*DIRECTIVES*:
1. In the XFS thread, list every change the xfsprogs commit gives as a bulleted item under "other bits."
2. Condense the paragraph of the XFS thread beginning "This adds a new superblock field" into two or three shorter sentences that keep its main facts.
3. According to the XFS thread, who reported that CRC overhead in an fsync-heavy workload was higher than expected on a Power8 machine?

*PAGE*:
------
However, it wasn't clear what the solution was to the "change UUID"
problem when CRCs were ready, and we also needed to understand the
behaviour of cloned v5 filesystems on COW based snapshots before we
made any sort of change that could require rewriting all the
metadata in the filesystem. So it took some time for the issue to
come to the top of the "remaining problems to solve" and when it did
we had already built up enough knowledge about v5 filesystem
behaviour to determine the best way to solve the problem.

IOWs, it was always the plan to support it so that tools like
xfs_copy worked properly with v5 filesystems, but it wasn't a
primary concern compared to making CRCs robust. It was fixed
a couple of years ago:

commit 9c4e12fb60c15dc9c5e54041c9679454b42cb23e
Author: Eric Sandeen <sandeen@sandeen.net>
Date:   Mon Aug 3 10:45:00 2015 +1000

    xfsprogs: Add new sb_meta_uuid field, update userspace tools to manipulate it
    
    This adds a new superblock field, sb_meta_uuid.  This allows us to
    change the use-visible UUID on crc-enabled filesytems from userspace
    if desired, by copying the existing UUID to the new location for
    metadata comparisons.  If this is done, an incompat flag must be
    set to prevent older filesystems from mounting the filesystem, but
    the original UUID can be restored, and the incompat flag removed,
    with a new xfs_db / xfs_admin UUID command, "restore."
    
    Much of this patch mirrors the kernel patch in simply renaming
    the field used for metadata uuid comparison; other bits:
    
    * Teach xfs_db to print the new meta_uuid field
    * Allow xfs_db to generate a new UUID for CRC-enabled filesystems
    * Allow xfs_db to revert to the original UUID and clear the flag
    * Fix up xfs_copy to work with CRC-enabled filesystems
    * Update the xfs_admin manpage to show the UUID "restore" command
    
    Signed-off-by: Eric Sandeen <sandeen@redhat.com>
    Reviewed-by: Brian Foster <bfoster@redhat.com>
    Signed-off-by: Dave Chinner <david@fromorbit.com>

> See also https://www.spinics.net/lists/xfs/msg19079.html

Yeah, that was in reaction to the loud claims that "CRCs are going
to slow everything down". Late last year we significantly reduced
the CPU overhead of CRC calculation on the write side , so it drops
off the CPU profiles in the workloads described in that like above
almost entirely. This was the commit:

commit cae028df53449905c944603df624ac94bc619661
Author: Dave Chinner <dchinner@redhat.com>
Date:   Mon Dec 5 14:40:32 2016 +1100

    xfs: optimise CRC updates
    
    Nick Piggin reported that the CRC overhead in an fsync heavy
    workload was higher than expected on a Power8 machine. Part of this
    was to do with the fact that the power8 CRC implementation is not
    efficient for CRC lengths of less than 512 bytes, and so the way we
    split the CRCs over the CRC field means a lot of the CRCs are
    reduced to being less than than optimal size.
------
*INFORMATION SHOWN*:
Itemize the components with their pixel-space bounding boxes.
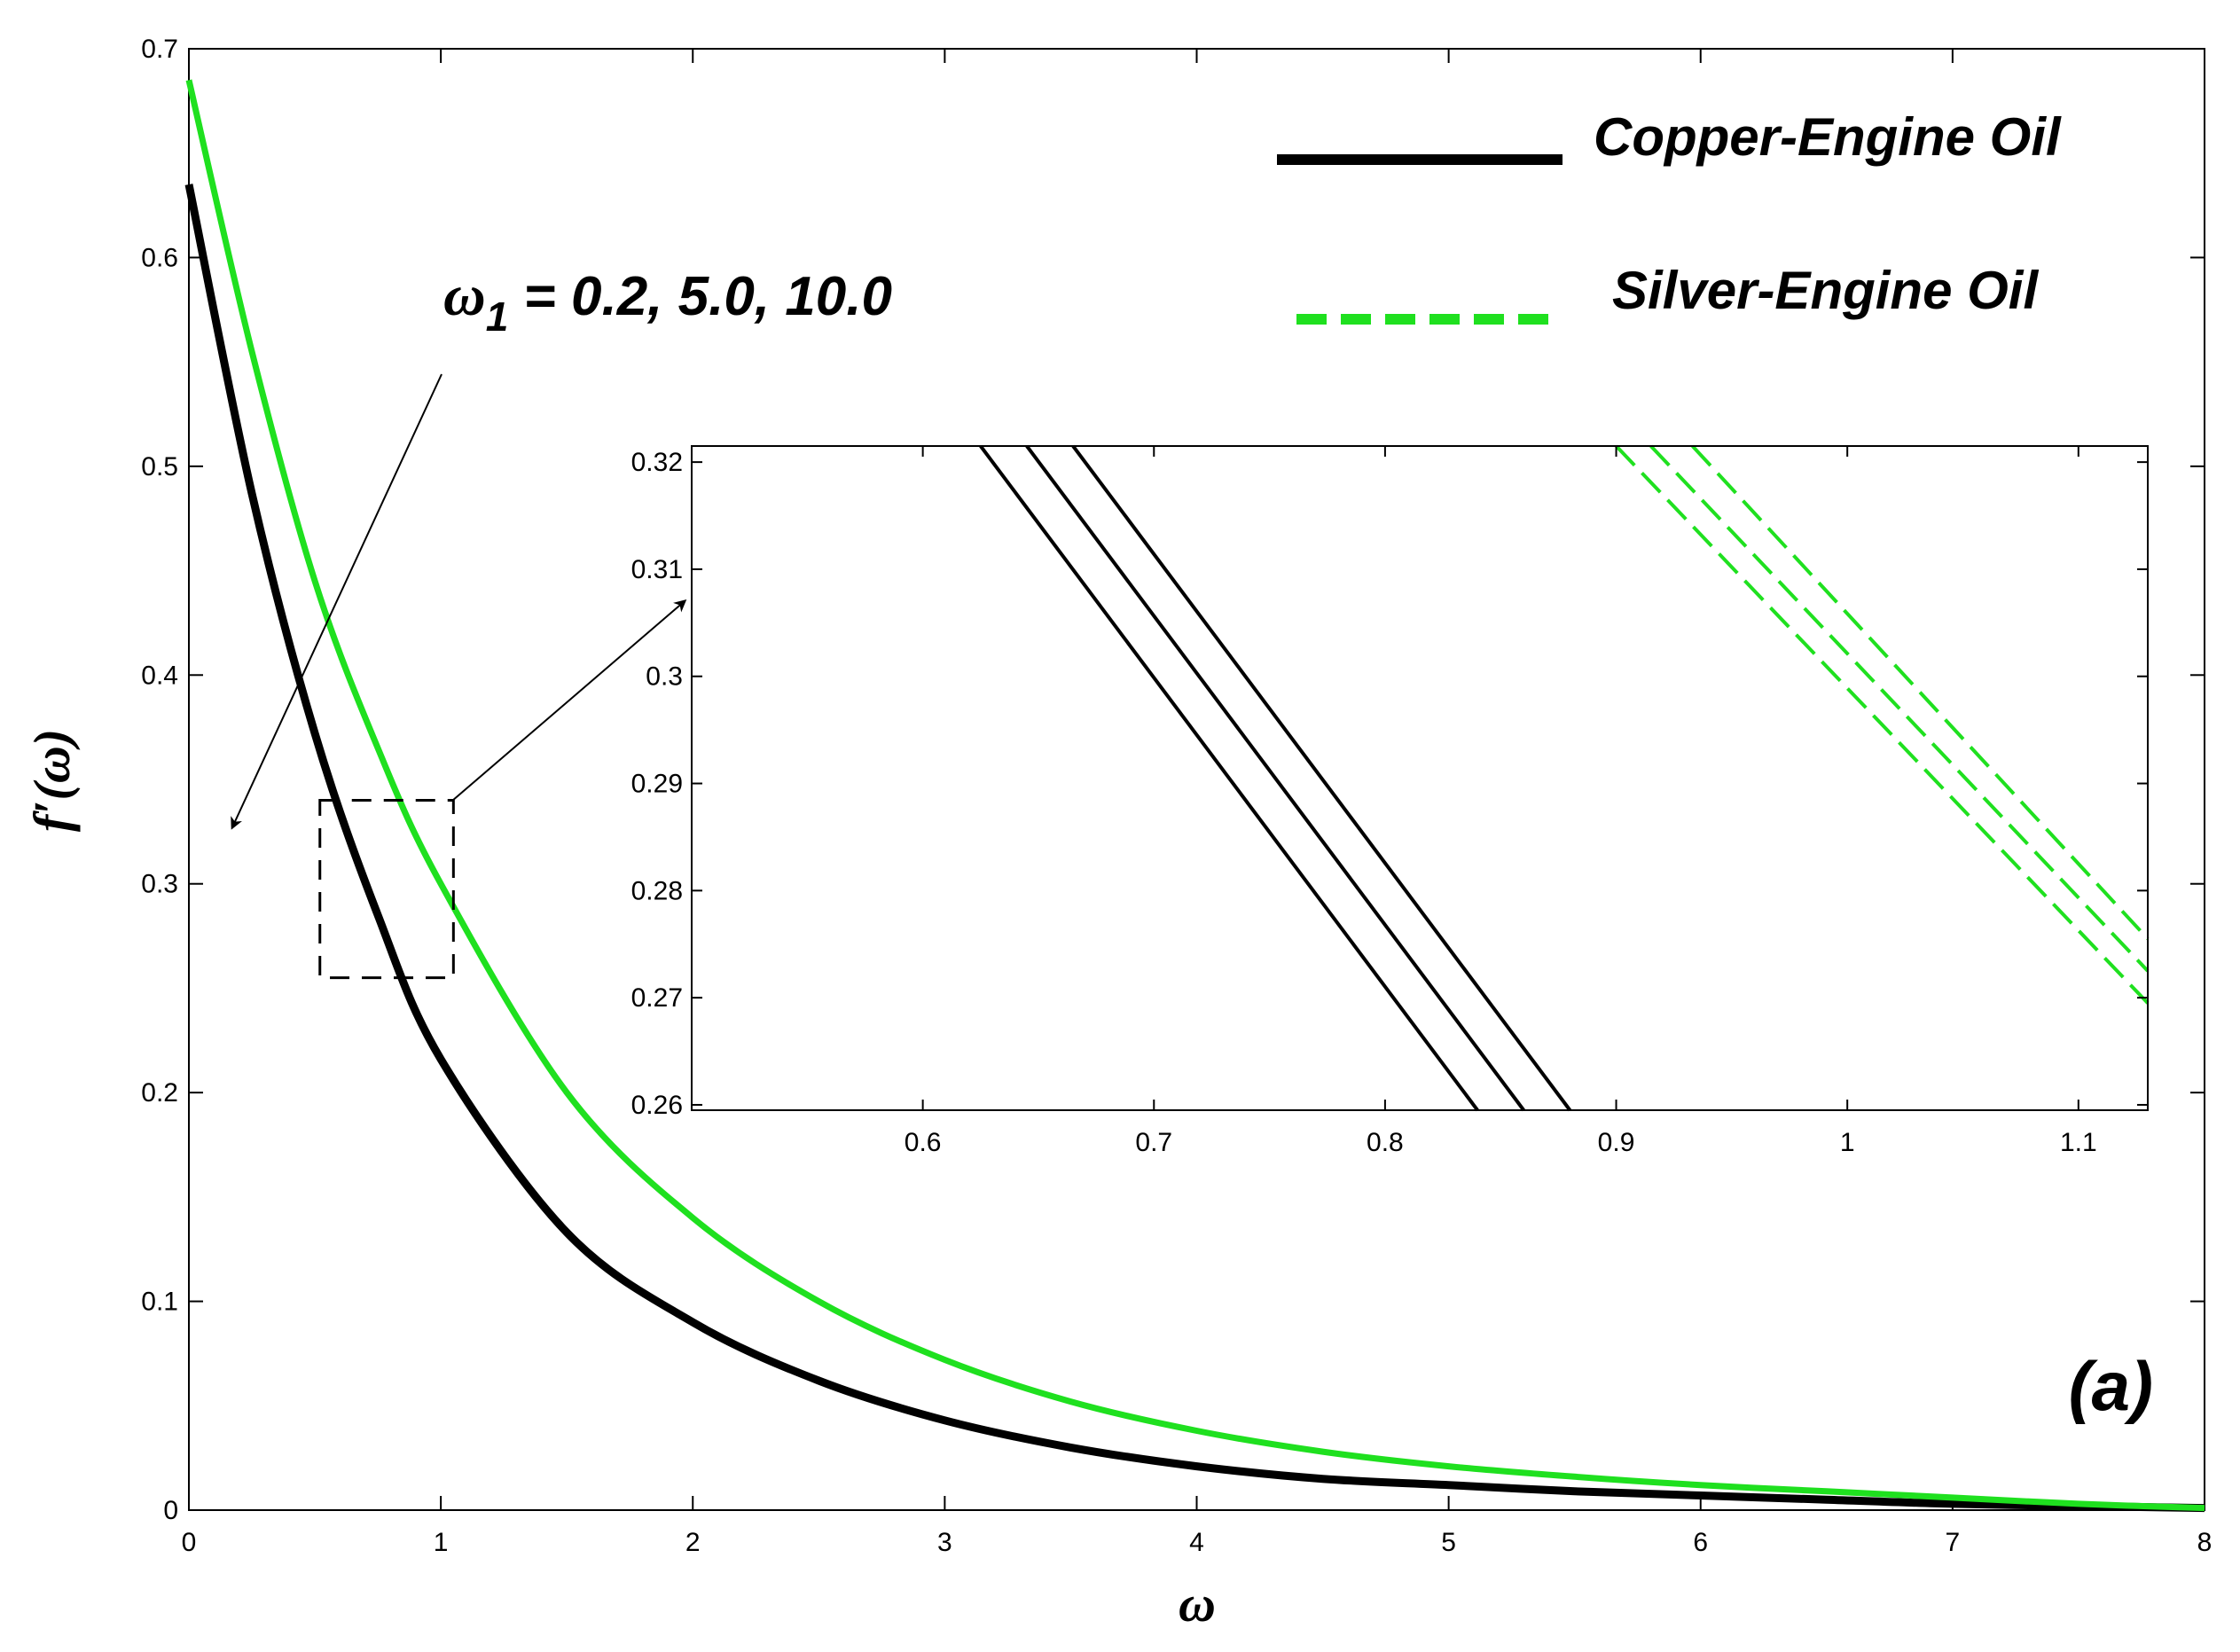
------
*FULL ANSWERS*:
1.
- Teach xfs_db to print the new meta_uuid field
- Allow xfs_db to generate a new UUID for CRC-enabled filesystems
- Allow xfs_db to revert to the original UUID and clear the flag
- Fix up xfs_copy to work with CRC-enabled filesystems
- Update the xfs_admin manpage to show the UUID "restore" command

2. A new superblock field, sb_meta_uuid, holds a copy of the existing UUID for metadata comparisons, so the user-visible UUID on CRC-enabled filesystems can be changed from userspace. When this is done, an incompat flag must be set to prevent older filesystems from mounting the filesystem. The new xfs_db / xfs_admin UUID command "restore" brings back the original UUID and removes the flag.

3. Nick Piggin.